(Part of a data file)
────────────────
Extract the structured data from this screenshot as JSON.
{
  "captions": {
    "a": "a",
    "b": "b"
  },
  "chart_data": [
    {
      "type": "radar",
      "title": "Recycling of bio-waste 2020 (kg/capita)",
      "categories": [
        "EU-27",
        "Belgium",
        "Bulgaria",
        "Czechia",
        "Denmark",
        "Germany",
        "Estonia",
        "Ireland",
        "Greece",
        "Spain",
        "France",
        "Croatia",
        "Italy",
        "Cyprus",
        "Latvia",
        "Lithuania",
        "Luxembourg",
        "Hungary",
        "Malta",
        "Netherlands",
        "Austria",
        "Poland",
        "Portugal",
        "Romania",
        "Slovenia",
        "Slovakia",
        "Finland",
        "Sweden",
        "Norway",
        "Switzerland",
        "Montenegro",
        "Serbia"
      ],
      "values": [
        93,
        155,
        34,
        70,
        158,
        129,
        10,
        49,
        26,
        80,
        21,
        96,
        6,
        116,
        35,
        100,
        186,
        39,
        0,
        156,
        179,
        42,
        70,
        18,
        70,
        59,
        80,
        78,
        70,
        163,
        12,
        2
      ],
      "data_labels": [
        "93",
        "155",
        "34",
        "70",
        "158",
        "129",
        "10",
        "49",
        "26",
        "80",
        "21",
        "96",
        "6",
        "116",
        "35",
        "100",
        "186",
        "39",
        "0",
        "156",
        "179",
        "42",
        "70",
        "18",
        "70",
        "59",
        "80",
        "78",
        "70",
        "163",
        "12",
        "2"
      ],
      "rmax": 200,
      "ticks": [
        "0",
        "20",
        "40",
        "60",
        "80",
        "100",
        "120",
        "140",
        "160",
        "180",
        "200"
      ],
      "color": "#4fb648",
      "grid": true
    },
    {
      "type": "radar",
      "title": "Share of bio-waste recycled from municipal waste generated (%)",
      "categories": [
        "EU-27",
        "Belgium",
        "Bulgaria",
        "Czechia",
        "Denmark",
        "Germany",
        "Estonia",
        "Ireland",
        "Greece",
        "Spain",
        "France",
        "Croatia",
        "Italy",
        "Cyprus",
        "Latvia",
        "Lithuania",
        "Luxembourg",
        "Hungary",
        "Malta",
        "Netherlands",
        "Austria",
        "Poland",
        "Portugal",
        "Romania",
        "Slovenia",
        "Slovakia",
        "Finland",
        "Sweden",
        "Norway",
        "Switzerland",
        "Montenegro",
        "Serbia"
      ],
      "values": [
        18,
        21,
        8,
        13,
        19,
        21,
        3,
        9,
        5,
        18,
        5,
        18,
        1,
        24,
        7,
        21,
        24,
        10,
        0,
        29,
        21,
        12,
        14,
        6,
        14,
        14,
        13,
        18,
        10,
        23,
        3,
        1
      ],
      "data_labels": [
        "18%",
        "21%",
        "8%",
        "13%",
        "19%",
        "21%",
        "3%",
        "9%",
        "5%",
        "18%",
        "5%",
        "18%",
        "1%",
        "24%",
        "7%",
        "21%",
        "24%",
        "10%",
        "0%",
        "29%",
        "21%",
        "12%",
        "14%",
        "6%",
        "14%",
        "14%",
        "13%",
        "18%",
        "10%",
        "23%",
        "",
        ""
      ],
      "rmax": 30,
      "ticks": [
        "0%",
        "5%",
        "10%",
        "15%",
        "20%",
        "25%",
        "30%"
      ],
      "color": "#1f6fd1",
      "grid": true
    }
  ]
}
────────────────
Reproduce each entry from the records above, character for character.

Extract the structured data from this screenshot as JSON.
{
  "captions": {
    "a": "a",
    "b": "b"
  },
  "chart_data": [
    {
      "type": "radar",
      "title": "Recycling of bio-waste 2020 (kg/capita)",
      "categories": [
        "EU-27",
        "Belgium",
        "Bulgaria",
        "Czechia",
        "Denmark",
        "Germany",
        "Estonia",
        "Ireland",
        "Greece",
        "Spain",
        "France",
        "Croatia",
        "Italy",
        "Cyprus",
        "Latvia",
        "Lithuania",
        "Luxembourg",
        "Hungary",
        "Malta",
        "Netherlands",
        "Austria",
        "Poland",
        "Portugal",
        "Romania",
        "Slovenia",
        "Slovakia",
        "Finland",
        "Sweden",
        "Norway",
        "Switzerland",
        "Montenegro",
        "Serbia"
      ],
      "values": [
        93,
        155,
        34,
        70,
        158,
        129,
        10,
        49,
        26,
        80,
        21,
        96,
        6,
        116,
        35,
        100,
        186,
        39,
        0,
        156,
        179,
        42,
        70,
        18,
        70,
        59,
        80,
        78,
        70,
        163,
        12,
        2
      ],
      "data_labels": [
        "93",
        "155",
        "34",
        "70",
        "158",
        "129",
        "10",
        "49",
        "26",
        "80",
        "21",
        "96",
        "6",
        "116",
        "35",
        "100",
        "186",
        "39",
        "0",
        "156",
        "179",
        "42",
        "70",
        "18",
        "70",
        "59",
        "80",
        "78",
        "70",
        "163",
        "12",
        "2"
      ],
      "rmax": 200,
      "ticks": [
        "0",
        "20",
        "40",
        "60",
        "80",
        "100",
        "120",
        "140",
        "160",
        "180",
        "200"
      ],
      "color": "#4fb648",
      "grid": true
    },
    {
      "type": "radar",
      "title": "Share of bio-waste recycled from municipal waste generated (%)",
      "categories": [
        "EU-27",
        "Belgium",
        "Bulgaria",
        "Czechia",
        "Denmark",
        "Germany",
        "Estonia",
        "Ireland",
        "Greece",
        "Spain",
        "France",
        "Croatia",
        "Italy",
        "Cyprus",
        "Latvia",
        "Lithuania",
        "Luxembourg",
        "Hungary",
        "Malta",
        "Netherlands",
        "Austria",
        "Poland",
        "Portugal",
        "Romania",
        "Slovenia",
        "Slovakia",
        "Finland",
        "Sweden",
        "Norway",
        "Switzerland",
        "Montenegro",
        "Serbia"
      ],
      "values": [
        18,
        21,
        8,
        13,
        19,
        21,
        3,
        9,
        5,
        18,
        5,
        18,
        1,
        24,
        7,
        21,
        24,
        10,
        0,
        29,
        21,
        12,
        14,
        6,
        14,
        14,
        13,
        18,
        10,
        23,
        3,
        1
      ],
      "data_labels": [
        "18%",
        "21%",
        "8%",
        "13%",
        "19%",
        "21%",
        "3%",
        "9%",
        "5%",
        "18%",
        "5%",
        "18%",
        "1%",
        "24%",
        "7%",
        "21%",
        "24%",
        "10%",
        "0%",
        "29%",
        "21%",
        "12%",
        "14%",
        "6%",
        "14%",
        "14%",
        "13%",
        "18%",
        "10%",
        "23%",
        "",
        ""
      ],
      "rmax": 30,
      "ticks": [
        "0%",
        "5%",
        "10%",
        "15%",
        "20%",
        "25%",
        "30%"
      ],
      "color": "#1f6fd1",
      "grid": true
    }
  ]
}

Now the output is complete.